» GIVEN REQUEST
In the records below, find each line with the word "請選擇國家" and copy it.

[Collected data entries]
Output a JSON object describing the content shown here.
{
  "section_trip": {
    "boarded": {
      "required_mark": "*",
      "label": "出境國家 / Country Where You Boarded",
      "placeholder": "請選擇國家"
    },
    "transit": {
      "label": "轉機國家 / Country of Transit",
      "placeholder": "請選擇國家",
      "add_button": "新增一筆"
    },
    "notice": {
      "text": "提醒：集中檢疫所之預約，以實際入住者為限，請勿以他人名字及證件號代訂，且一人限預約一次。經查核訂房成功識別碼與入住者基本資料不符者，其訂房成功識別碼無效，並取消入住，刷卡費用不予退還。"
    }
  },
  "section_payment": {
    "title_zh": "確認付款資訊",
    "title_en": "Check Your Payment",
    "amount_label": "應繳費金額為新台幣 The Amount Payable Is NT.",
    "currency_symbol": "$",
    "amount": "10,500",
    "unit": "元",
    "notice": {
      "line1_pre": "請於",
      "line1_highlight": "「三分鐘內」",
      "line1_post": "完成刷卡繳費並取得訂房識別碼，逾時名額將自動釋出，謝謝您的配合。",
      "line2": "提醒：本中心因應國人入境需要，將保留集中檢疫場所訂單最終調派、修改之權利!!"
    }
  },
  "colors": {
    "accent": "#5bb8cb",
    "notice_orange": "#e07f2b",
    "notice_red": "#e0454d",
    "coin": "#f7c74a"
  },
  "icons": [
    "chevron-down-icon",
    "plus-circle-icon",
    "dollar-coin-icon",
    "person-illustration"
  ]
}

» ANSWER TO THIS PROBLEM
      "placeholder": "請選擇國家"
      "placeholder": "請選擇國家",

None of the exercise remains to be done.